→ **Problem to solve**
Please copy every line of the records below that holds the word "date".

→ **Task material**
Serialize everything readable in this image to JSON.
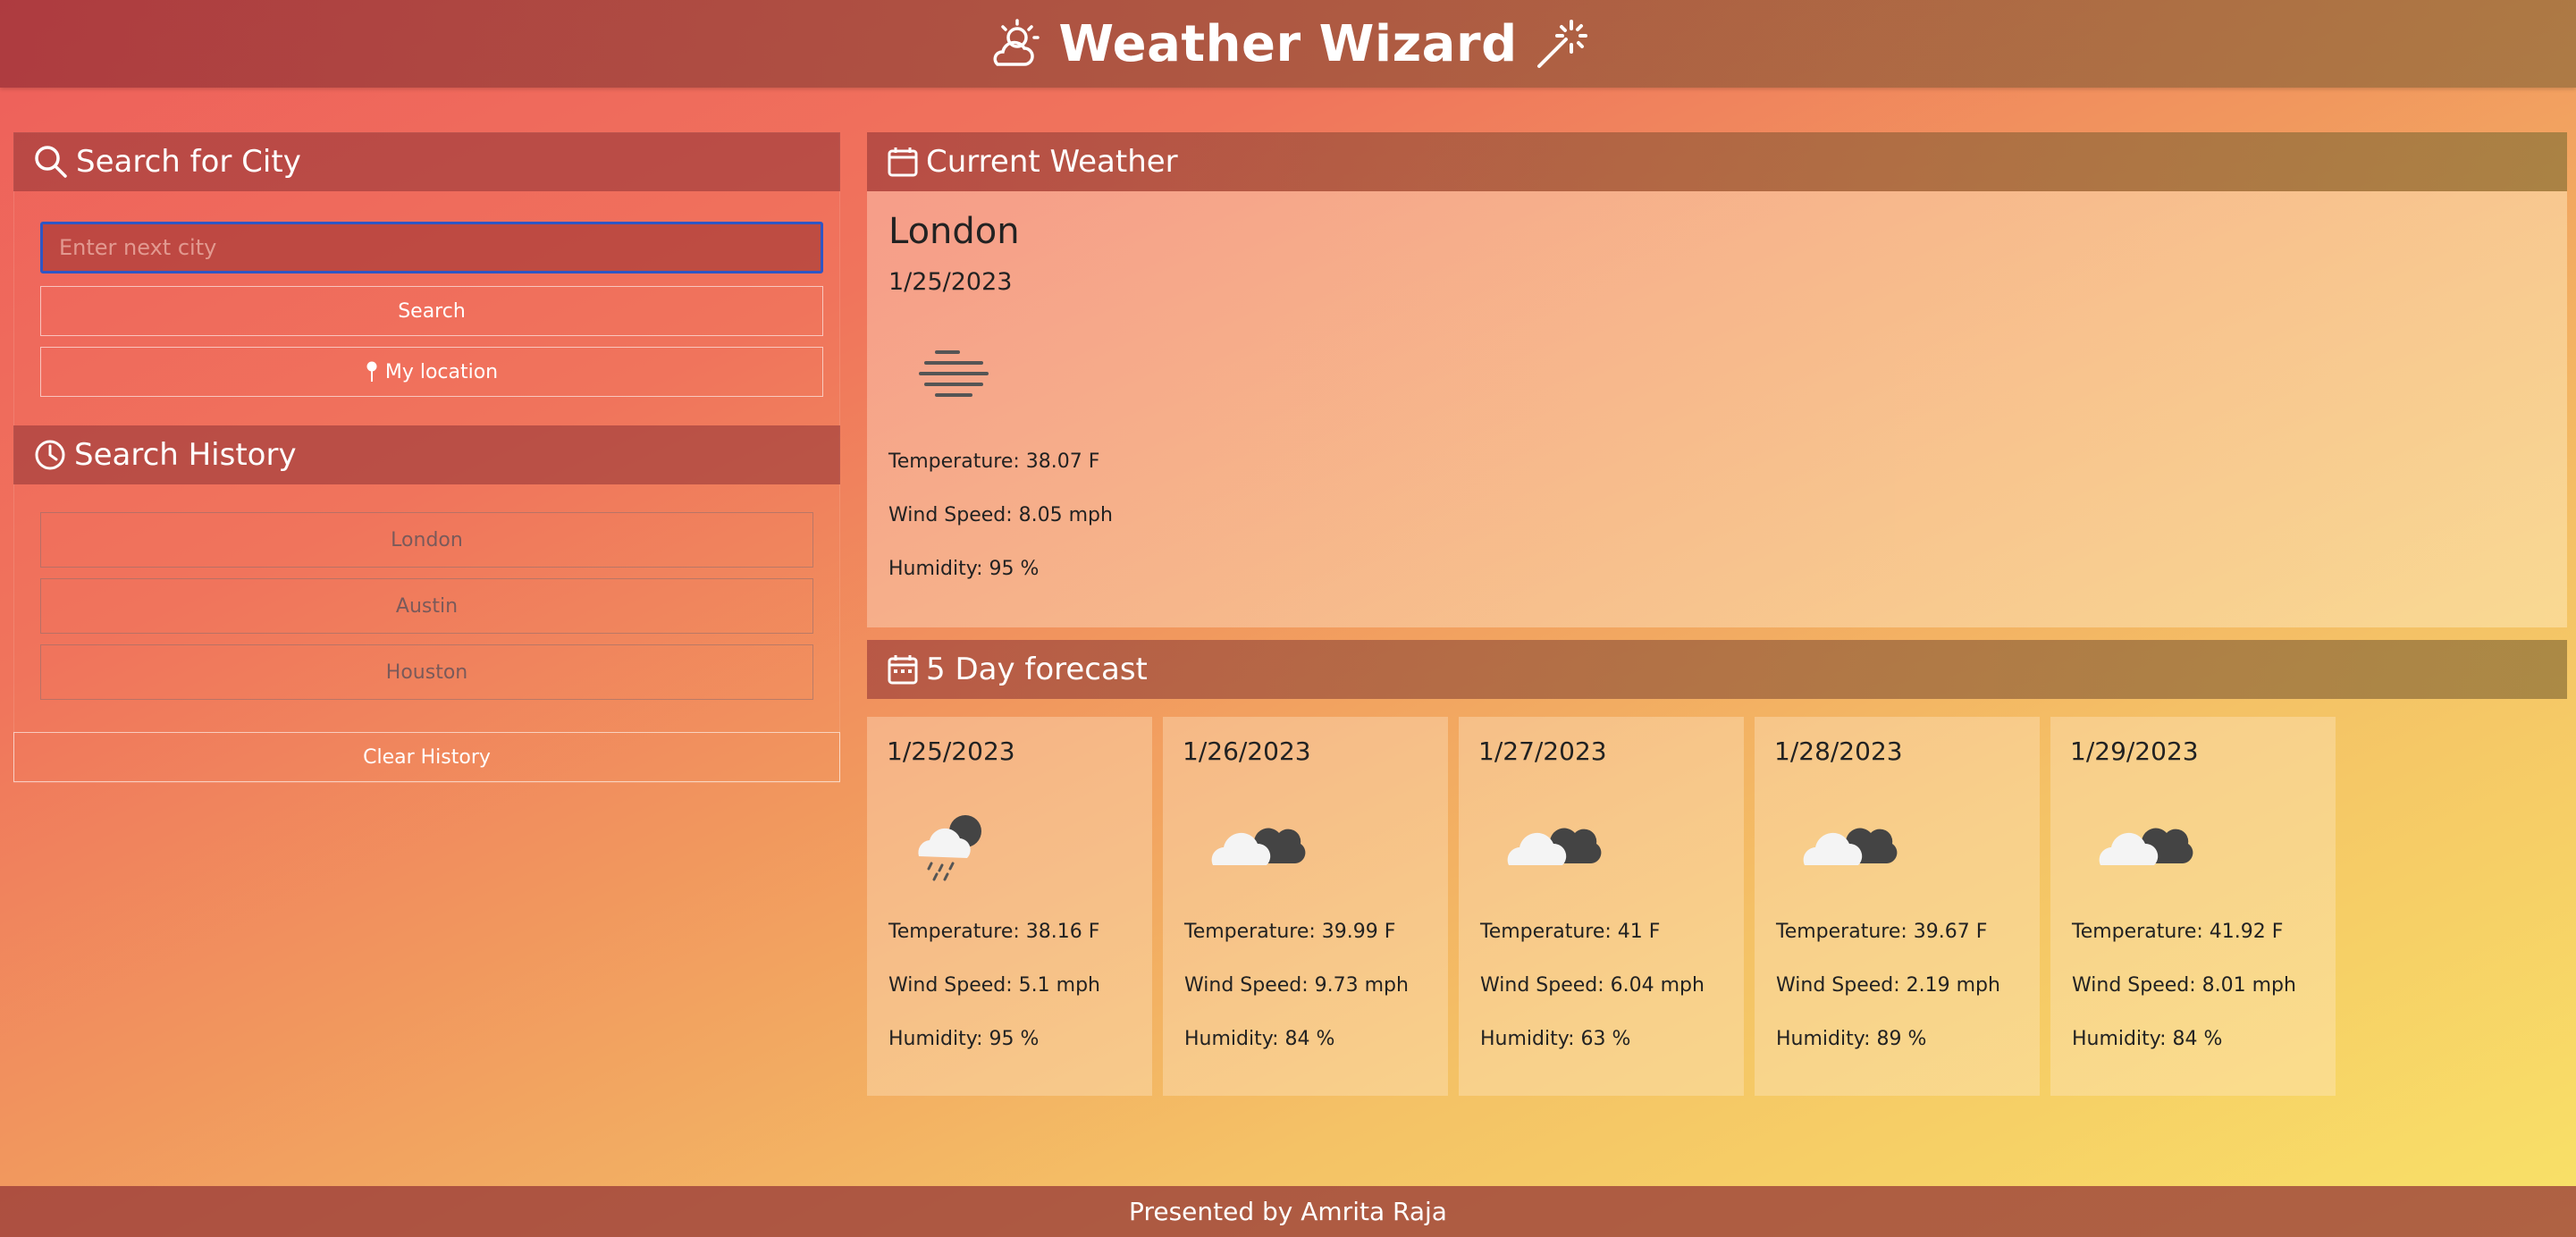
{
  "header": {
    "title": "Weather Wizard",
    "left_icon": "sun-cloud-icon",
    "right_icon": "magic-wand-icon"
  },
  "search": {
    "heading": "Search for City",
    "placeholder": "Enter next city",
    "value": "",
    "search_button": "Search",
    "location_button": "My location"
  },
  "history": {
    "heading": "Search History",
    "items": [
      "London",
      "Austin",
      "Houston"
    ],
    "clear_button": "Clear History"
  },
  "current": {
    "heading": "Current Weather",
    "city": "London",
    "date": "1/25/2023",
    "icon": "fog-icon",
    "temperature": "Temperature: 38.07 F",
    "wind": "Wind Speed: 8.05 mph",
    "humidity": "Humidity: 95 %"
  },
  "forecast": {
    "heading": "5 Day forecast",
    "days": [
      {
        "date": "1/25/2023",
        "icon": "rain-cloud-icon",
        "temperature": "Temperature: 38.16 F",
        "wind": "Wind Speed: 5.1 mph",
        "humidity": "Humidity: 95 %"
      },
      {
        "date": "1/26/2023",
        "icon": "cloudy-icon",
        "temperature": "Temperature: 39.99 F",
        "wind": "Wind Speed: 9.73 mph",
        "humidity": "Humidity: 84 %"
      },
      {
        "date": "1/27/2023",
        "icon": "cloudy-icon",
        "temperature": "Temperature: 41 F",
        "wind": "Wind Speed: 6.04 mph",
        "humidity": "Humidity: 63 %"
      },
      {
        "date": "1/28/2023",
        "icon": "cloudy-icon",
        "temperature": "Temperature: 39.67 F",
        "wind": "Wind Speed: 2.19 mph",
        "humidity": "Humidity: 89 %"
      },
      {
        "date": "1/29/2023",
        "icon": "cloudy-icon",
        "temperature": "Temperature: 41.92 F",
        "wind": "Wind Speed: 8.01 mph",
        "humidity": "Humidity: 84 %"
      }
    ]
  },
  "footer": {
    "text": "Presented by Amrita Raja"
  }
}
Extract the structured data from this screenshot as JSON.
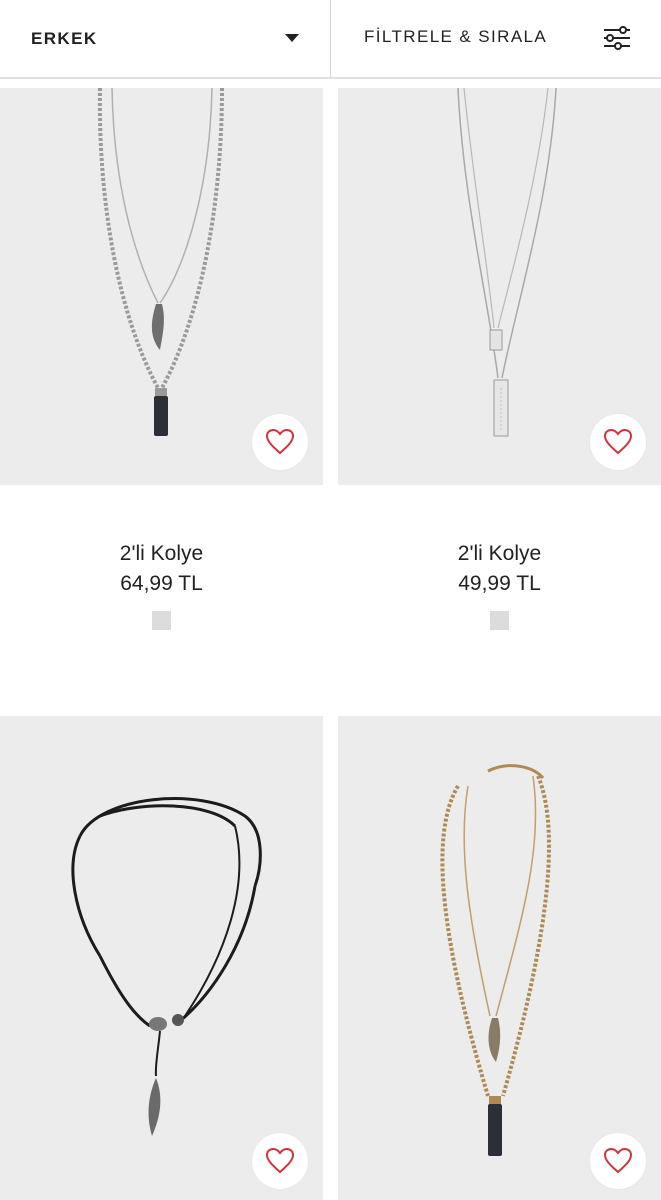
{
  "header": {
    "department_label": "ERKEK",
    "filter_label": "FİLTRELE & SIRALA"
  },
  "products": [
    {
      "name": "2'li Kolye",
      "price": "64,99 TL",
      "swatch_color": "#dcdcdc"
    },
    {
      "name": "2'li Kolye",
      "price": "49,99 TL",
      "swatch_color": "#dcdcdc"
    }
  ],
  "colors": {
    "heart": "#d0343b",
    "image_background": "#ececec"
  }
}
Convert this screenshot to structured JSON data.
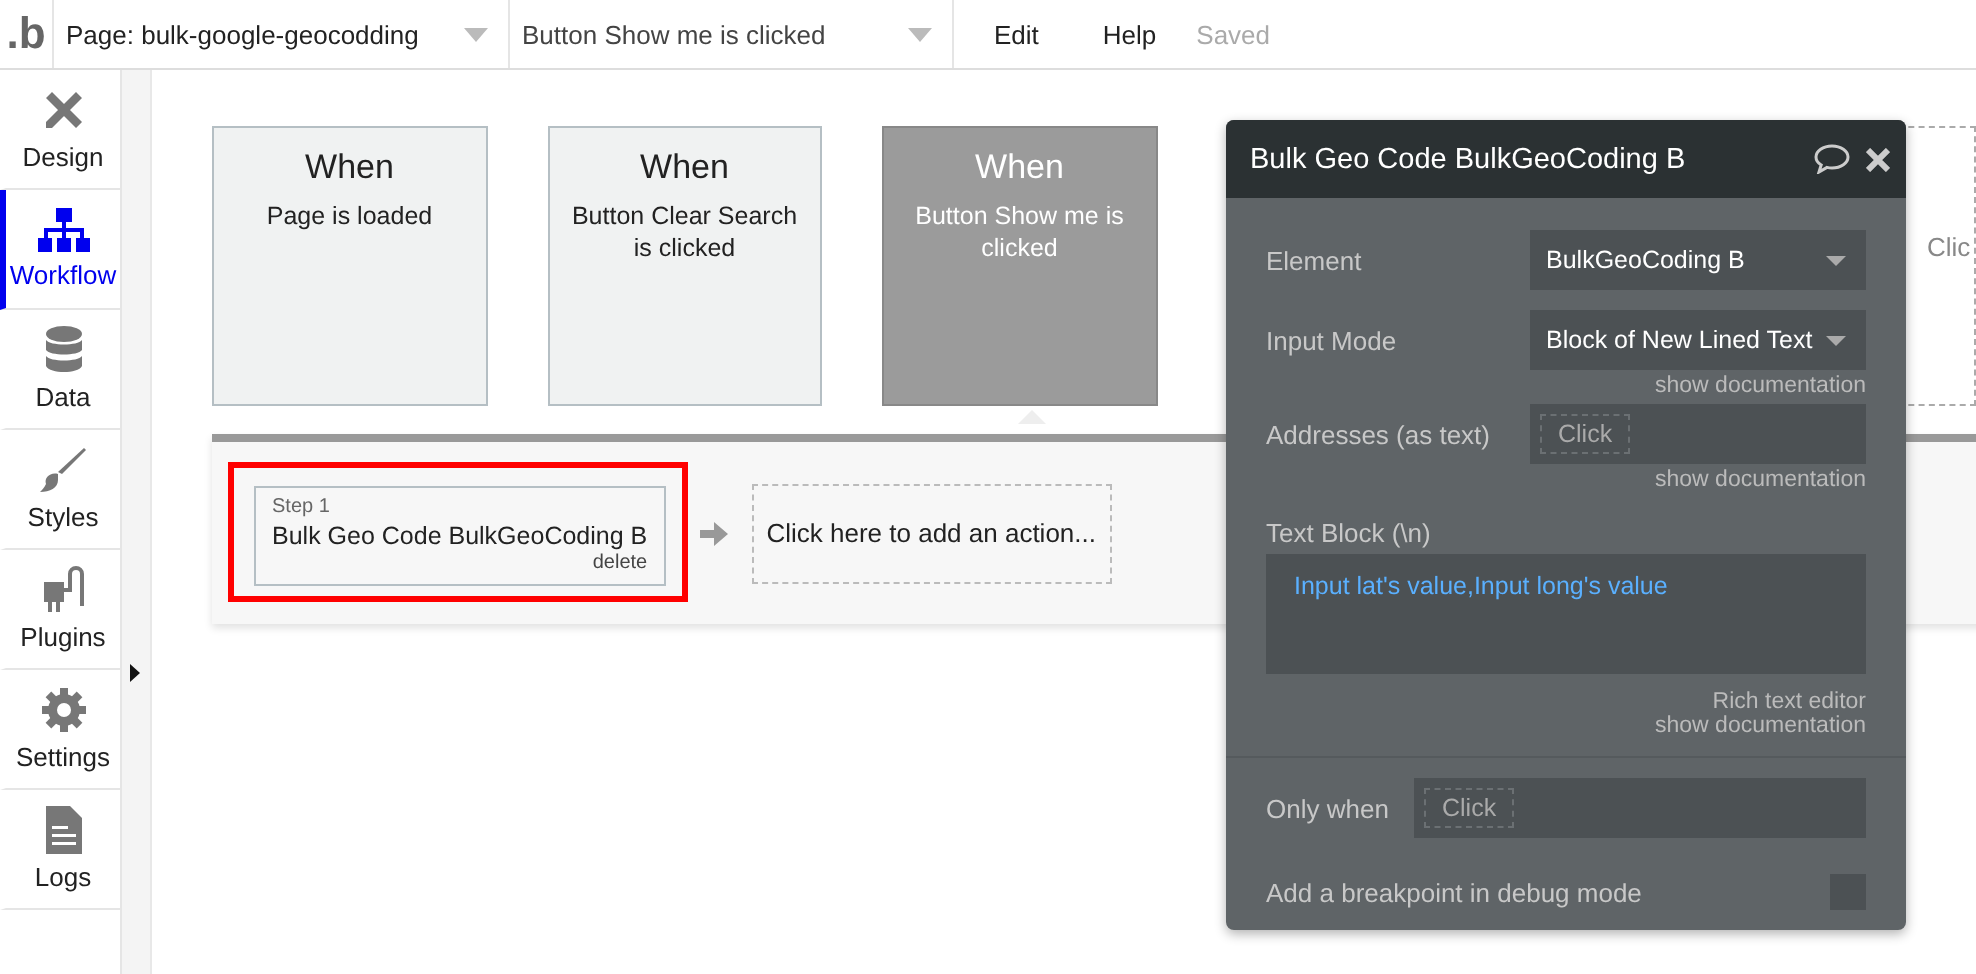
{
  "topbar": {
    "logo": ".b",
    "page_select": "Page: bulk-google-geocodding",
    "event_select": "Button Show me is clicked",
    "menu": [
      "Edit",
      "Help"
    ],
    "status": "Saved"
  },
  "sidebar": {
    "items": [
      {
        "label": "Design",
        "selected": false
      },
      {
        "label": "Workflow",
        "selected": true
      },
      {
        "label": "Data",
        "selected": false
      },
      {
        "label": "Styles",
        "selected": false
      },
      {
        "label": "Plugins",
        "selected": false
      },
      {
        "label": "Settings",
        "selected": false
      },
      {
        "label": "Logs",
        "selected": false
      }
    ]
  },
  "events": [
    {
      "kind": "event",
      "heading": "When",
      "text": "Page is loaded",
      "selected": false
    },
    {
      "kind": "event",
      "heading": "When",
      "text": "Button Clear Search is clicked",
      "selected": false
    },
    {
      "kind": "event",
      "heading": "When",
      "text": "Button Show me is clicked",
      "selected": true
    },
    {
      "kind": "add",
      "text": "Clic"
    }
  ],
  "actions": {
    "steps": [
      {
        "label": "Step 1",
        "title": "Bulk Geo Code BulkGeoCoding B",
        "delete": "delete",
        "selected": true
      }
    ],
    "add_action": "Click here to add an action..."
  },
  "panel": {
    "title": "Bulk Geo Code BulkGeoCoding B",
    "fields": [
      {
        "kind": "dropdown",
        "label": "Element",
        "value": "BulkGeoCoding B"
      },
      {
        "kind": "dropdown",
        "label": "Input Mode",
        "value": "Block of New Lined Text",
        "doc": "show documentation"
      },
      {
        "kind": "expression",
        "label": "Addresses (as text)",
        "chip": "Click",
        "doc": "show documentation"
      },
      {
        "kind": "textblock",
        "label": "Text Block (\\n)",
        "value": "Input lat's value,Input long's value",
        "editor": "Rich text editor",
        "doc": "show documentation"
      }
    ],
    "only_when": {
      "label": "Only when",
      "chip": "Click"
    },
    "breakpoint": {
      "label": "Add a breakpoint in debug mode",
      "checked": false
    }
  }
}
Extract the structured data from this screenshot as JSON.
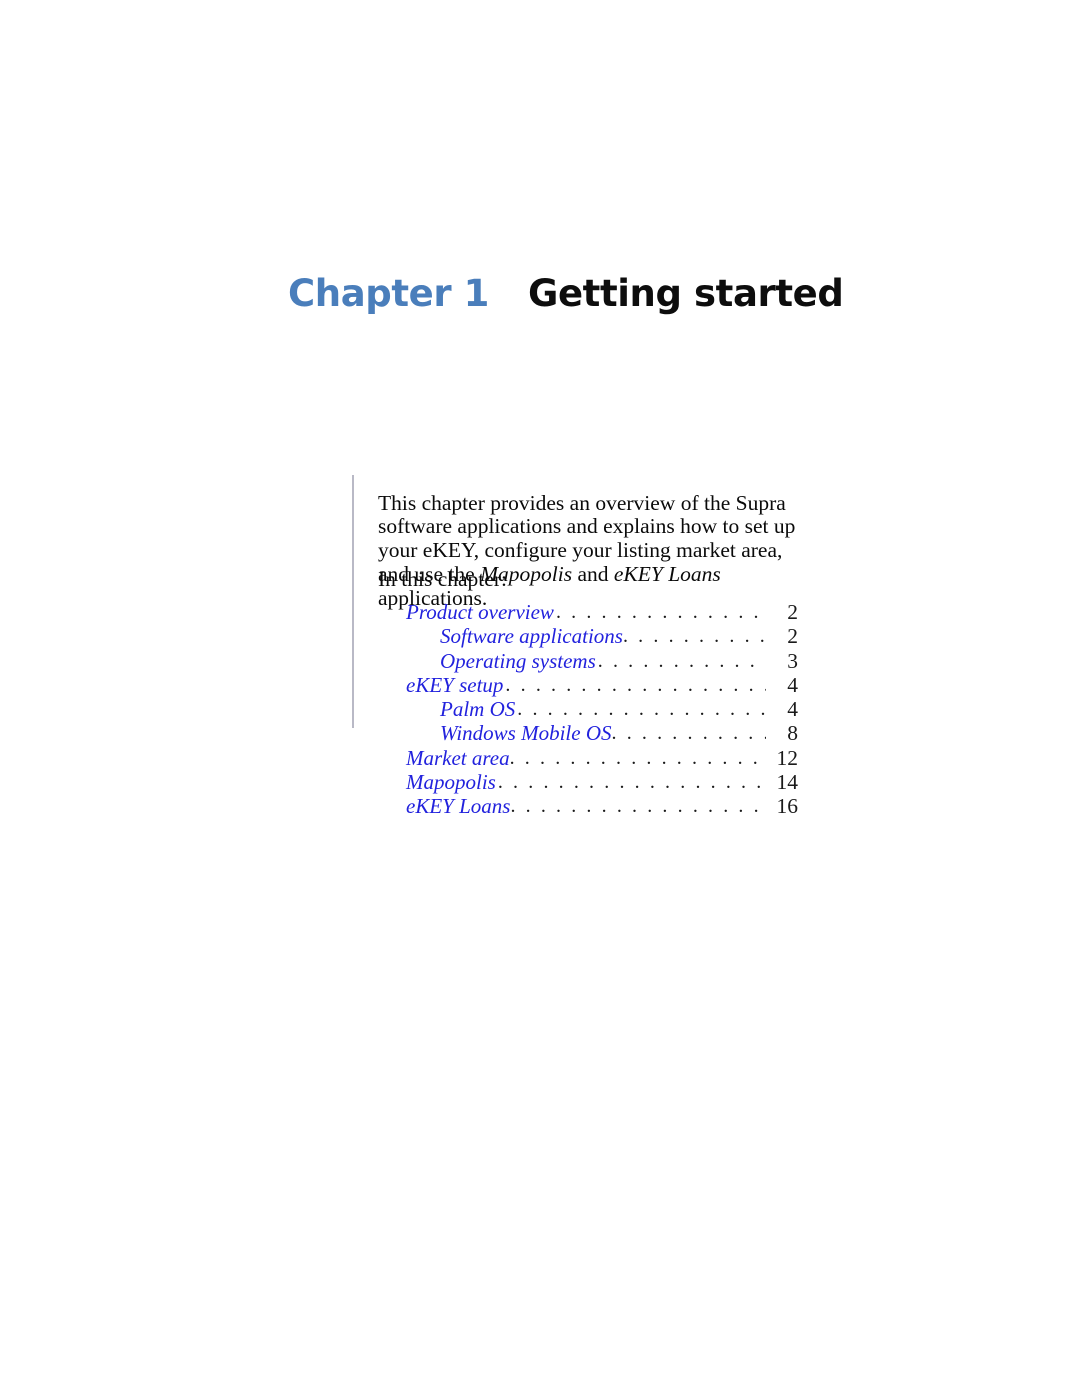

→ **Task solution**
    "date": "1/25/2023",
        "date": "1/25/2023",
        "date": "1/26/2023",
        "date": "1/27/2023",
        "date": "1/28/2023",
        "date": "1/29/2023",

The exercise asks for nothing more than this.